DIRECTIONS
Take down each entry exactly as written.

AVAILABLE RECORDS
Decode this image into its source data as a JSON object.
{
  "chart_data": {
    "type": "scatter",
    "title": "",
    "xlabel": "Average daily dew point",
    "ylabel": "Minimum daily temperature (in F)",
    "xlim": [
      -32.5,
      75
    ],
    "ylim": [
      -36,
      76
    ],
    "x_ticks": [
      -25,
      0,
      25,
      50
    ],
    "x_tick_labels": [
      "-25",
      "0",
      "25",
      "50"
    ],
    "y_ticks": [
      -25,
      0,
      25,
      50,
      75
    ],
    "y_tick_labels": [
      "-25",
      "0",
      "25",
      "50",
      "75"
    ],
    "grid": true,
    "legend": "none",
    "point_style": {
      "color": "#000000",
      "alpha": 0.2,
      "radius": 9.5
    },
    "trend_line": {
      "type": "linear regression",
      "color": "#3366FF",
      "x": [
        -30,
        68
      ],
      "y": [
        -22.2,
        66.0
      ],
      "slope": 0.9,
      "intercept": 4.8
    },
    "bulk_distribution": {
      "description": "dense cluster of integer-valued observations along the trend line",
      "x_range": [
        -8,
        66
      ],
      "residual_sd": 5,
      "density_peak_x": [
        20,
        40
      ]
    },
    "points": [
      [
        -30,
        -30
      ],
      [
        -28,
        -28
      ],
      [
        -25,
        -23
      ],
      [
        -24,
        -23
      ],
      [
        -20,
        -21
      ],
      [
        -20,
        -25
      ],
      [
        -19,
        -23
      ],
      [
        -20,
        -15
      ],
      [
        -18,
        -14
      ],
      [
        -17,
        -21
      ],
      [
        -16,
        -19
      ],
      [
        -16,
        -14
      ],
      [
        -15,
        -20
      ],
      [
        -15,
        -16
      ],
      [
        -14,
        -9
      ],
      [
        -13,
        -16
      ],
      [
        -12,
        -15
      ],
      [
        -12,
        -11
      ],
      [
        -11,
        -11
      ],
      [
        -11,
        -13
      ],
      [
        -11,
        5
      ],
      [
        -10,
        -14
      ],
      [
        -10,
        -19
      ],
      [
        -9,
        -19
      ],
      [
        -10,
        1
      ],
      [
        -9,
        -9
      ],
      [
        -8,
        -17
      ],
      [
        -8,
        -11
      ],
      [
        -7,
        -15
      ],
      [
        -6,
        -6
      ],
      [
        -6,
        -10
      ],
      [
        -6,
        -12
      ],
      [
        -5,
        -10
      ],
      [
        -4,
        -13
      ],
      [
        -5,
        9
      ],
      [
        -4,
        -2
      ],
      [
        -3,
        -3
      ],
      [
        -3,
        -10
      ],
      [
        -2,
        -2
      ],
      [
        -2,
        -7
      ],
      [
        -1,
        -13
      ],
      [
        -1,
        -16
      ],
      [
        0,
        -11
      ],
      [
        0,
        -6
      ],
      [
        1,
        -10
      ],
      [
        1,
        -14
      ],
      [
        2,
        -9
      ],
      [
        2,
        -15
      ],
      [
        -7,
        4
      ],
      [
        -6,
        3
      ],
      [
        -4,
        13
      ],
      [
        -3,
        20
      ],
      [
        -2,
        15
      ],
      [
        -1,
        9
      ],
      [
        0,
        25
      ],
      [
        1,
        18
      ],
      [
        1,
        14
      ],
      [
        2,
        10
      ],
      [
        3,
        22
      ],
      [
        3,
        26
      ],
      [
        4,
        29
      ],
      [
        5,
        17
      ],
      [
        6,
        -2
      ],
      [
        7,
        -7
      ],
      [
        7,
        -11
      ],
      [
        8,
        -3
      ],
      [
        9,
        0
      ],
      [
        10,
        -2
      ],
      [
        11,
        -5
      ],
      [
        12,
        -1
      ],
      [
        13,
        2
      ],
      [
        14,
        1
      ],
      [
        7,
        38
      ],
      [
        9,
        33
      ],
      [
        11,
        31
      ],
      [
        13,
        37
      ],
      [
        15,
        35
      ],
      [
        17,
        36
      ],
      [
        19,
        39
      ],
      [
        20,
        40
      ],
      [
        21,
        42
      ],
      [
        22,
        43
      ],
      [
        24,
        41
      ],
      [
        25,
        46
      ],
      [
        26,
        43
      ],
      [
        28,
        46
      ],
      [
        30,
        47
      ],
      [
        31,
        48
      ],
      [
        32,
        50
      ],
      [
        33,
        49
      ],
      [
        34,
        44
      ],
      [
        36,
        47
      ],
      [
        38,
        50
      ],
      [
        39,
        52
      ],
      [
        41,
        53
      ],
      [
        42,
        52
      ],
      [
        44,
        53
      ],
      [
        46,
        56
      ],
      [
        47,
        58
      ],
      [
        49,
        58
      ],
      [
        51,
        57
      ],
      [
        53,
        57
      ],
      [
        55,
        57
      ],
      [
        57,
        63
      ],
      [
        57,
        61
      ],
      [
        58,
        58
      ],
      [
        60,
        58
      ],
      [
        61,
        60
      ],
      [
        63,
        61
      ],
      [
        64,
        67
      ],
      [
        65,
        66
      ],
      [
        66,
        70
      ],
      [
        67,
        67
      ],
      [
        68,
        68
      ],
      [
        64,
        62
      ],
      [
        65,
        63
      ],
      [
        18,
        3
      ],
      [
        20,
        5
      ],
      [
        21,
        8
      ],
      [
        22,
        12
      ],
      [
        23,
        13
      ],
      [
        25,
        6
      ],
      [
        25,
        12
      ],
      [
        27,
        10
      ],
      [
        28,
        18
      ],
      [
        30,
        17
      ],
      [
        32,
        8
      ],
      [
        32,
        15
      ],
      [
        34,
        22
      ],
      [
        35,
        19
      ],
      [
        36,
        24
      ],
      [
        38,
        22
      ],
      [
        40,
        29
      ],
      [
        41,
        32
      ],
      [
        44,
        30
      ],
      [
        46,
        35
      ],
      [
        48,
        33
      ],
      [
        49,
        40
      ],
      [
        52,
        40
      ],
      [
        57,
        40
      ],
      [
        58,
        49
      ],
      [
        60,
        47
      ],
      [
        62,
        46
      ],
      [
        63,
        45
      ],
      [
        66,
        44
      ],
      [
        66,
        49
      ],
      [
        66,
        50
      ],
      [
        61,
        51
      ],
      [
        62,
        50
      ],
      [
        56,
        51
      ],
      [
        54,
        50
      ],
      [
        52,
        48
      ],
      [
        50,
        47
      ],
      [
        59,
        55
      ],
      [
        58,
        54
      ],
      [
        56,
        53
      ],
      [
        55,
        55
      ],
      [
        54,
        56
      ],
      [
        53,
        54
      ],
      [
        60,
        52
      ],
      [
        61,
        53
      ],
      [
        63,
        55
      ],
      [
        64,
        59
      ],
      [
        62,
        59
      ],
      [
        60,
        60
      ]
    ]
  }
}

ANSWER TO THE PROBLEM
Decode this image into its source data as a JSON object.
{
  "chart_data": {
    "type": "scatter",
    "title": "",
    "xlabel": "Average daily dew point",
    "ylabel": "Minimum daily temperature (in F)",
    "xlim": [
      -32.5,
      75
    ],
    "ylim": [
      -36,
      76
    ],
    "x_ticks": [
      -25,
      0,
      25,
      50
    ],
    "x_tick_labels": [
      "-25",
      "0",
      "25",
      "50"
    ],
    "y_ticks": [
      -25,
      0,
      25,
      50,
      75
    ],
    "y_tick_labels": [
      "-25",
      "0",
      "25",
      "50",
      "75"
    ],
    "grid": true,
    "legend": "none",
    "point_style": {
      "color": "#000000",
      "alpha": 0.2,
      "radius": 9.5
    },
    "trend_line": {
      "type": "linear regression",
      "color": "#3366FF",
      "x": [
        -30,
        68
      ],
      "y": [
        -22.2,
        66.0
      ],
      "slope": 0.9,
      "intercept": 4.8
    },
    "bulk_distribution": {
      "description": "dense cluster of integer-valued observations along the trend line",
      "x_range": [
        -8,
        66
      ],
      "residual_sd": 5,
      "density_peak_x": [
        20,
        40
      ]
    },
    "points": [
      [
        -30,
        -30
      ],
      [
        -28,
        -28
      ],
      [
        -25,
        -23
      ],
      [
        -24,
        -23
      ],
      [
        -20,
        -21
      ],
      [
        -20,
        -25
      ],
      [
        -19,
        -23
      ],
      [
        -20,
        -15
      ],
      [
        -18,
        -14
      ],
      [
        -17,
        -21
      ],
      [
        -16,
        -19
      ],
      [
        -16,
        -14
      ],
      [
        -15,
        -20
      ],
      [
        -15,
        -16
      ],
      [
        -14,
        -9
      ],
      [
        -13,
        -16
      ],
      [
        -12,
        -15
      ],
      [
        -12,
        -11
      ],
      [
        -11,
        -11
      ],
      [
        -11,
        -13
      ],
      [
        -11,
        5
      ],
      [
        -10,
        -14
      ],
      [
        -10,
        -19
      ],
      [
        -9,
        -19
      ],
      [
        -10,
        1
      ],
      [
        -9,
        -9
      ],
      [
        -8,
        -17
      ],
      [
        -8,
        -11
      ],
      [
        -7,
        -15
      ],
      [
        -6,
        -6
      ],
      [
        -6,
        -10
      ],
      [
        -6,
        -12
      ],
      [
        -5,
        -10
      ],
      [
        -4,
        -13
      ],
      [
        -5,
        9
      ],
      [
        -4,
        -2
      ],
      [
        -3,
        -3
      ],
      [
        -3,
        -10
      ],
      [
        -2,
        -2
      ],
      [
        -2,
        -7
      ],
      [
        -1,
        -13
      ],
      [
        -1,
        -16
      ],
      [
        0,
        -11
      ],
      [
        0,
        -6
      ],
      [
        1,
        -10
      ],
      [
        1,
        -14
      ],
      [
        2,
        -9
      ],
      [
        2,
        -15
      ],
      [
        -7,
        4
      ],
      [
        -6,
        3
      ],
      [
        -4,
        13
      ],
      [
        -3,
        20
      ],
      [
        -2,
        15
      ],
      [
        -1,
        9
      ],
      [
        0,
        25
      ],
      [
        1,
        18
      ],
      [
        1,
        14
      ],
      [
        2,
        10
      ],
      [
        3,
        22
      ],
      [
        3,
        26
      ],
      [
        4,
        29
      ],
      [
        5,
        17
      ],
      [
        6,
        -2
      ],
      [
        7,
        -7
      ],
      [
        7,
        -11
      ],
      [
        8,
        -3
      ],
      [
        9,
        0
      ],
      [
        10,
        -2
      ],
      [
        11,
        -5
      ],
      [
        12,
        -1
      ],
      [
        13,
        2
      ],
      [
        14,
        1
      ],
      [
        7,
        38
      ],
      [
        9,
        33
      ],
      [
        11,
        31
      ],
      [
        13,
        37
      ],
      [
        15,
        35
      ],
      [
        17,
        36
      ],
      [
        19,
        39
      ],
      [
        20,
        40
      ],
      [
        21,
        42
      ],
      [
        22,
        43
      ],
      [
        24,
        41
      ],
      [
        25,
        46
      ],
      [
        26,
        43
      ],
      [
        28,
        46
      ],
      [
        30,
        47
      ],
      [
        31,
        48
      ],
      [
        32,
        50
      ],
      [
        33,
        49
      ],
      [
        34,
        44
      ],
      [
        36,
        47
      ],
      [
        38,
        50
      ],
      [
        39,
        52
      ],
      [
        41,
        53
      ],
      [
        42,
        52
      ],
      [
        44,
        53
      ],
      [
        46,
        56
      ],
      [
        47,
        58
      ],
      [
        49,
        58
      ],
      [
        51,
        57
      ],
      [
        53,
        57
      ],
      [
        55,
        57
      ],
      [
        57,
        63
      ],
      [
        57,
        61
      ],
      [
        58,
        58
      ],
      [
        60,
        58
      ],
      [
        61,
        60
      ],
      [
        63,
        61
      ],
      [
        64,
        67
      ],
      [
        65,
        66
      ],
      [
        66,
        70
      ],
      [
        67,
        67
      ],
      [
        68,
        68
      ],
      [
        64,
        62
      ],
      [
        65,
        63
      ],
      [
        18,
        3
      ],
      [
        20,
        5
      ],
      [
        21,
        8
      ],
      [
        22,
        12
      ],
      [
        23,
        13
      ],
      [
        25,
        6
      ],
      [
        25,
        12
      ],
      [
        27,
        10
      ],
      [
        28,
        18
      ],
      [
        30,
        17
      ],
      [
        32,
        8
      ],
      [
        32,
        15
      ],
      [
        34,
        22
      ],
      [
        35,
        19
      ],
      [
        36,
        24
      ],
      [
        38,
        22
      ],
      [
        40,
        29
      ],
      [
        41,
        32
      ],
      [
        44,
        30
      ],
      [
        46,
        35
      ],
      [
        48,
        33
      ],
      [
        49,
        40
      ],
      [
        52,
        40
      ],
      [
        57,
        40
      ],
      [
        58,
        49
      ],
      [
        60,
        47
      ],
      [
        62,
        46
      ],
      [
        63,
        45
      ],
      [
        66,
        44
      ],
      [
        66,
        49
      ],
      [
        66,
        50
      ],
      [
        61,
        51
      ],
      [
        62,
        50
      ],
      [
        56,
        51
      ],
      [
        54,
        50
      ],
      [
        52,
        48
      ],
      [
        50,
        47
      ],
      [
        59,
        55
      ],
      [
        58,
        54
      ],
      [
        56,
        53
      ],
      [
        55,
        55
      ],
      [
        54,
        56
      ],
      [
        53,
        54
      ],
      [
        60,
        52
      ],
      [
        61,
        53
      ],
      [
        63,
        55
      ],
      [
        64,
        59
      ],
      [
        62,
        59
      ],
      [
        60,
        60
      ]
    ]
  }
}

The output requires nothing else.